WRITTEN PROBLEM 1: Rewrite the excerpt on economic preferences and personality from "In recent years, others" through "and different variables.", with "measurement error" changed to "sampling error".
WRITTEN PROBLEM 2: Please summarize the excerpt on economic preferences and personality in two sentences.
WRITTEN PROBLEM 3: Carry on the excerpt on economic preferences and personality from its final sentence.

----- TEXT BLOCK

In recent years, others have collected information on basic economic preferences and personality and noncognitive skill variables (see, e.g., Becker et al. 2012; Jagelka 2020).44 These investigations follow an increase in the links between personality and economic outcomes (Almlund et al. 2011; Heckman, Jagelka, and Kautz 2019). There are still open questions in this evolving empirical literature about how to correct for measurement error and how strongly correlated measures of all these variables are across time (Morris et al. 2021 show low cross-time correlations for many noncognitive skills). Including personality and noncognitive skills is obviously important, and we are eager to see the accumulation of knowledge from other efforts, like those above, that include more and different variables.

As all of these studies are trying to understand a complicated question of first-order importance to behavioral economics—How are many different behaviors related?—it is natural that there would be some overlap. Because this question is both fundamental and complicated and involves a large number of possible measures, it is not likely that there will be a single, definitive, study soon. Instead, we believe that these many studies trace out different features of this complicated enterprise. The ideal cumulative scientific process, in our opinion, is what this area of research is currently working toward: creating a set of studies, all with distinctive strengths, that can be generally assessed as results are published.

----------
----- ITEMS

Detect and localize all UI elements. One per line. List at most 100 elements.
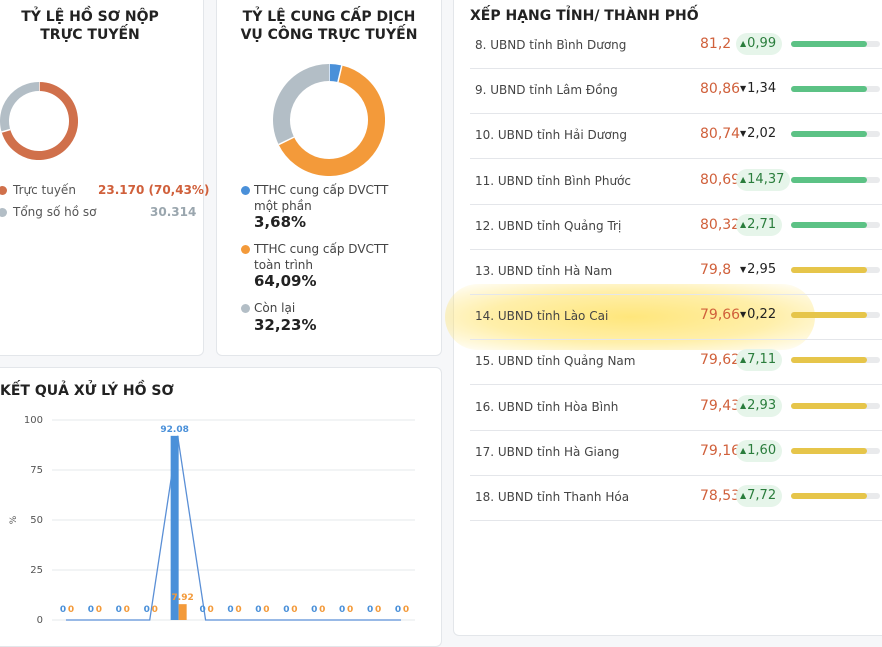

----------
----- ITEMS

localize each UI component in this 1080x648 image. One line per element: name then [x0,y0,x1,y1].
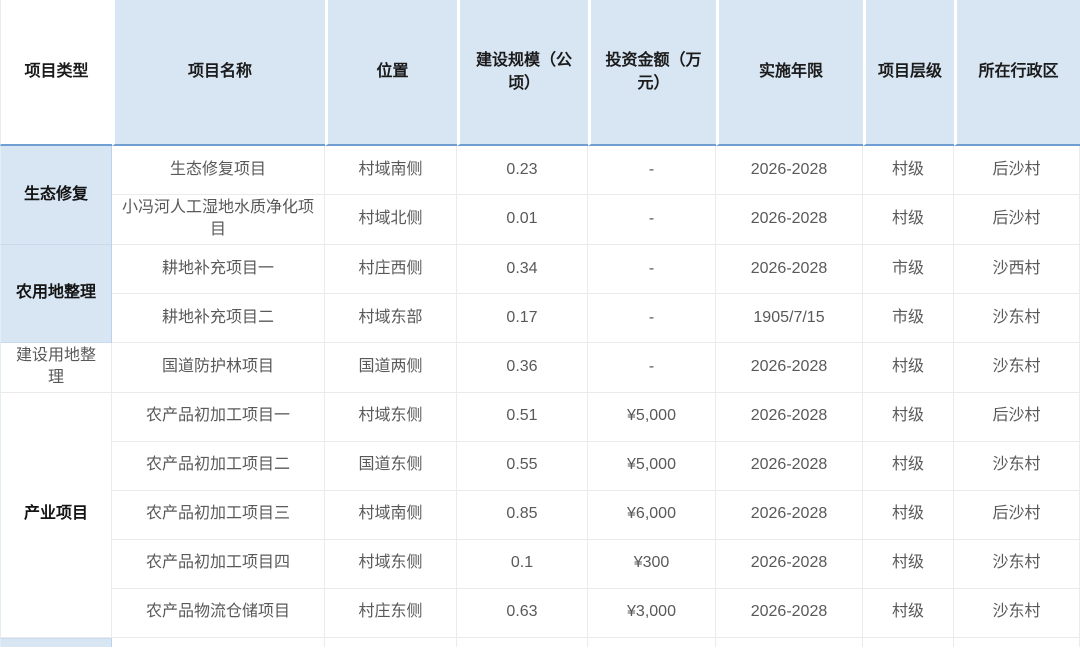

----------

RESULT 1:
In recent years, others have collected information on basic economic preferences and personality and noncognitive skill variables (see, e.g., Becker et al. 2012; Jagelka 2020).44 These investigations follow an increase in the links between personality and economic outcomes (Almlund et al. 2011; Heckman, Jagelka, and Kautz 2019). There are still open questions in this evolving empirical literature about how to correct for sampling error and how strongly correlated measures of all these variables are across time (Morris et al. 2021 show low cross-time correlations for many noncognitive skills). Including personality and noncognitive skills is obviously important, and we are eager to see the accumulation of knowledge from other efforts, like those above, that include more and different variables.

RESULT 2: Recent studies have gathered data on economic preferences along with personality and noncognitive skills, though questions remain about correcting for measurement error and how strongly these measures correlate across time. Because understanding how many behaviors are related is both fundamental and complicated, no single definitive study is likely soon, and the authors see the field as working toward a set of studies with distinctive strengths that can be assessed as results are published.

RESULT 3:
VIII.  Conclusion

We elicit 21 econographics from a representative sample of 1,000 US adults in order to create an empirical basis for an underlying structure of more comprehensive theories of behavioral decision-making. We identify six interpretable econographic components that explain a large fraction of the variance in these 21 econographic variables: Generosity, Risk Aversion: WTA, Inequality Aversion/WTP, Overconfidence, Impulsivity, and Uncertainty. These components suggest that representations more parsimonious than current theories of social preferences are possible but that canonical theories of risk preferences are perhaps too parsimonious. Moreover, they suggest limited, and nuanced, connections between risk and social preferences. By studying the relationship between the components we identify and cognitive measures and demographics, we document several stylized facts that may be useful for theorizing.

A strength of our study is the number of behaviors included in our analysis. However, the behaviors we included were limited both by survey time and by the current literature. These, in turn, present limits for our analyses. A nuanced view of these limitations comes from thinking about what would happen if we had included more, or fewer, measures, which we do in the remainder of this paper. This exercise also speaks to the robustness of our results.

Including an elicitation extremely similar to “Risk Aversion: Gains” has little qualitative effect on our conclusions, as shown in table E.10. This extremely similar measure loads heavily on the second component in Table 7, and this component now becomes the first (in terms of percent of variation explained).45 Thus, the ranking of components may respond to the inclusion or exclusion of measures. Consequently, we have not attached meaning to the ordering in the text.

Removing Dislike Having More reduces the number of components in Table 4 to two but has little qualitative effect on the overall analysis of Table 7, as shown in table E.11.46 Dislike Having Less still combines with the variables in the Risk Aversion: WTP component to form Inequality Aversion/WTP. Thus, it appears that minor perturbations are not particularly consequential, although these exercises have little to say about larger changes.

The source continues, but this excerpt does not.